▶ [Extrait fourni]:
_____

Capitalisme de connivence
L’organisation reproche au cabinet d’audit d’avoir joué un « rôle central dans l’instauration par les Guptas d’un capitalisme de connivence (situation où la frontière entre la sphère publique et les grandes entreprises privées devient totalement perméable, ndlr) ».
Save South Africa accuse les Guptas d’utiliser leur amitié avec le président Jacob Zuma pour manipuler les nominations ministérielles et les contrats d’État en faveur de leurs entreprises. Or, ces dernières ont été, pour certaines, auditées par la division sud-africaine de KPMG pendant 15 ans, jusqu’en mars 2016.
Plusieurs organisations et personnalités du pays ont déjà pris leur distance avec KPMG. Iraj Abedian, directeur général de Pan-Africain Research a ainsi démissionné de son poste chez Munich Re, la semaine dernière, car le réassureur refusait de couper ses liens avec KPMG. Le cabinet d’audit est également ciblé par des activistes sur Twitter qui relaient le hashtag #KPMGmustfall.
Enquête interne
KPMG prend le problème au sérieux : les GuptaLeaks ont déjà poussé l’agence de communication britannique Bell Pottinger au bord de l’implosion. Accusée d’avoir organisé une campagne de communication raciste pour le compte des Guptas, le groupe s’est vu exclure de l’association professionnelle britannique du secteur des relations publiques, a perdu d’importants clients, et a annoncé sa mise en vente.
Dans un communiqué publié lundi 11 aout, Trevor Hoole, le directeur général de KPMG Afrique du sud a admis que « des erreurs ont été faites et des leçons douloureuses ont été tirées ». Il a également annoncé la suspension de trois associés du cabinet et l’ouverture d’une enquête interne sur les liens de la filiale avec la famille Gupta, ajoutant qu’à ce stade, aucun élément prouvant que KPMG a soutenu ou toléré une fraude fiscale ou un blanchiment d’argent n’avaient été exhumé.

_____

▶ [Données fournies]:
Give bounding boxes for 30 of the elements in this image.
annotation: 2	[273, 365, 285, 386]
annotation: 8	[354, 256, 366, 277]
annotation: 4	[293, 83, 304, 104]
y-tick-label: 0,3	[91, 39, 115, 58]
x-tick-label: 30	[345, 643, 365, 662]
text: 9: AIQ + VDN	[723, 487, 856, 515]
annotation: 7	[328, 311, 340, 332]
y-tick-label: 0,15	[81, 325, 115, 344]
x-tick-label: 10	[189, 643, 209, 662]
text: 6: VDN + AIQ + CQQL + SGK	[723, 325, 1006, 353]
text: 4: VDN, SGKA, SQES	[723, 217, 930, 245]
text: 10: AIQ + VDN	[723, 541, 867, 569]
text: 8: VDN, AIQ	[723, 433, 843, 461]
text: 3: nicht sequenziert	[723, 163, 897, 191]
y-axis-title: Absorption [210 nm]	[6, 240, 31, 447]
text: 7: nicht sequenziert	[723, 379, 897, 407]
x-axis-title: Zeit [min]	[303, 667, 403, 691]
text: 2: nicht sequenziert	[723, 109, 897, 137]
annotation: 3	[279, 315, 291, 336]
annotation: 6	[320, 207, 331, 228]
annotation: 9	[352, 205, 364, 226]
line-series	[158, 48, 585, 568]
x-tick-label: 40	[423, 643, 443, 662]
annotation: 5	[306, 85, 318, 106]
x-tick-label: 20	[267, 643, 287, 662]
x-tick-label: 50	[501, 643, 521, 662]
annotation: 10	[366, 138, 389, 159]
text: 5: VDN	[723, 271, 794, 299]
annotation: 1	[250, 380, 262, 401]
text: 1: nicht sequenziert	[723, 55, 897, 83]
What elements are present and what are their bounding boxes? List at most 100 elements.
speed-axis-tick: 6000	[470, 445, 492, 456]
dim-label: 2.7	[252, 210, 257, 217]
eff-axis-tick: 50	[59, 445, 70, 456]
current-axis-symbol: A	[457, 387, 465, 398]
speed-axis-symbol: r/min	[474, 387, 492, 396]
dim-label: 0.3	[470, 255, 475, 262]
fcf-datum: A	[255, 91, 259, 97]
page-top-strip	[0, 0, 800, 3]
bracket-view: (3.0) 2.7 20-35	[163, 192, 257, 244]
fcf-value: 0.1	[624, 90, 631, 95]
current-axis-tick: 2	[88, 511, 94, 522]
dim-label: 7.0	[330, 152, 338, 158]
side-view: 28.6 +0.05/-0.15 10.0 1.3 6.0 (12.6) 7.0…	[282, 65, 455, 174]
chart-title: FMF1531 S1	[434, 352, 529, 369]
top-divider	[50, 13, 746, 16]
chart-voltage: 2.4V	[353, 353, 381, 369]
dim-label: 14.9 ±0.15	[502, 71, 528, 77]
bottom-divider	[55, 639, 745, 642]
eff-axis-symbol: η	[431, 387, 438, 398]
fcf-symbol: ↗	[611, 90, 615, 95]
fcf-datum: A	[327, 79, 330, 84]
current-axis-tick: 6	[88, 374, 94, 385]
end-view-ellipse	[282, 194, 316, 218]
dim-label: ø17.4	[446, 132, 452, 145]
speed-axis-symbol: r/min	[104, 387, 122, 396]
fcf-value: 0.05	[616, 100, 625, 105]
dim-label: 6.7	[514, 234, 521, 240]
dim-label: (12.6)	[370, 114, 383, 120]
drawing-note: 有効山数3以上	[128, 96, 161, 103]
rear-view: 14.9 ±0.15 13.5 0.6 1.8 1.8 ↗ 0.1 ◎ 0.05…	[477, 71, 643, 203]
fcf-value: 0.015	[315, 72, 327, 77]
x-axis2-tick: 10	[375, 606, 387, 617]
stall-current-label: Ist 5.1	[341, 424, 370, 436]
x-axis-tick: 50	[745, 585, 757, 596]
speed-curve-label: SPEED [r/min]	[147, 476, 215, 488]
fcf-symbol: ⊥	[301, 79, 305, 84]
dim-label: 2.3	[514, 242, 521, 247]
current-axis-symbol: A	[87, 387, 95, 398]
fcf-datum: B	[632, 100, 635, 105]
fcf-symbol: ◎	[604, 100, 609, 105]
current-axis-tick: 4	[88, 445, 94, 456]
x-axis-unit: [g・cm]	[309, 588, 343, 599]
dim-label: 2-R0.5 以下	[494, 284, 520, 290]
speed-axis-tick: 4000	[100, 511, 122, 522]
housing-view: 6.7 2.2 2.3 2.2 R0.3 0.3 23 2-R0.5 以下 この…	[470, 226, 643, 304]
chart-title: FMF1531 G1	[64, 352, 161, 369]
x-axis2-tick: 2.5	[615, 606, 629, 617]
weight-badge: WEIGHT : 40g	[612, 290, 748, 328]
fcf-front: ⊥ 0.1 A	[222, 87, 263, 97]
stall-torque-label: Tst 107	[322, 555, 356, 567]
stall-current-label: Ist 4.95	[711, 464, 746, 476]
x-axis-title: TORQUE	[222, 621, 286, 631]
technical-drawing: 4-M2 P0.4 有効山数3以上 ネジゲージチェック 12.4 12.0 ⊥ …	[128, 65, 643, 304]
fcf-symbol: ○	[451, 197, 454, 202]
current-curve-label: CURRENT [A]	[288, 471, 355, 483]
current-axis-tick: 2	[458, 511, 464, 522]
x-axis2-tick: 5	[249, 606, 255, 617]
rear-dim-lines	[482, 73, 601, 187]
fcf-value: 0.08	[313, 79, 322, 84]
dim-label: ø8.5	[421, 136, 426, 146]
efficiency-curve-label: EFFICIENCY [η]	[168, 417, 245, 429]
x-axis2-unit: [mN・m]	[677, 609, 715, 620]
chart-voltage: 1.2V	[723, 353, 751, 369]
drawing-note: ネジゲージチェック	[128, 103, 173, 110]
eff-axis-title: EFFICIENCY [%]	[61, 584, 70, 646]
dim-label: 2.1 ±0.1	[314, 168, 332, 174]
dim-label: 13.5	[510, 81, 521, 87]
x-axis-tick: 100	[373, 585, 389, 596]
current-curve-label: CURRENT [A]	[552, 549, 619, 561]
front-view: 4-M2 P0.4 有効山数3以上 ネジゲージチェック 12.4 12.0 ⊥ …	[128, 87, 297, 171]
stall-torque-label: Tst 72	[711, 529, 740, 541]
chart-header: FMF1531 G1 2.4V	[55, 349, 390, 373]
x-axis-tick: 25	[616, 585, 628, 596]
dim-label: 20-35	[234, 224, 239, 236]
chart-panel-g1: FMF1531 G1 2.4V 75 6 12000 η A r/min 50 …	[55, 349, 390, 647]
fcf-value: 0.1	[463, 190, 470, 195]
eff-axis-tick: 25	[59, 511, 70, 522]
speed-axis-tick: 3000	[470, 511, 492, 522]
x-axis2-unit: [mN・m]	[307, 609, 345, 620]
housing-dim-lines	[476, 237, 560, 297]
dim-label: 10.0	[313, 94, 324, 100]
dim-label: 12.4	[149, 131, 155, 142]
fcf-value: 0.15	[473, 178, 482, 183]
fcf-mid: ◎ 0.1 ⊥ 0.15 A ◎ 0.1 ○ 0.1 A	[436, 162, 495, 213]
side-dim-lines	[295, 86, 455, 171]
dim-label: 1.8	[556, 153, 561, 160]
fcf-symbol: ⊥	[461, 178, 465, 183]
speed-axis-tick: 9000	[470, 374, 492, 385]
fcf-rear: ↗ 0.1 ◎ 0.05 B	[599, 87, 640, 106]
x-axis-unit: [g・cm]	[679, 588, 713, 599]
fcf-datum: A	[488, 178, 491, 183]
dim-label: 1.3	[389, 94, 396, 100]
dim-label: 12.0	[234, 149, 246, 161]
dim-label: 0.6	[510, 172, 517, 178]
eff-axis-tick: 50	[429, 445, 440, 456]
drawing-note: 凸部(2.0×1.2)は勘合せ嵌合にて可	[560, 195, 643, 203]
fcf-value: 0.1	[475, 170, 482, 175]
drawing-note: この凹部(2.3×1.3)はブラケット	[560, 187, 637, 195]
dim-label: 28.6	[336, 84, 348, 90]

_____

Recopiez mot pour mot le passage de l'extrait sur KPMG compris entre « Save South Africa » et « jusqu’en mars 2016. », ces deux bornes incluses.

Save South Africa accuse les Guptas d’utiliser leur amitié avec le président Jacob Zuma pour manipuler les nominations ministérielles et les contrats d’État en faveur de leurs entreprises. Or, ces dernières ont été, pour certaines, auditées par la division sud-africaine de KPMG pendant 15 ans, jusqu’en mars 2016.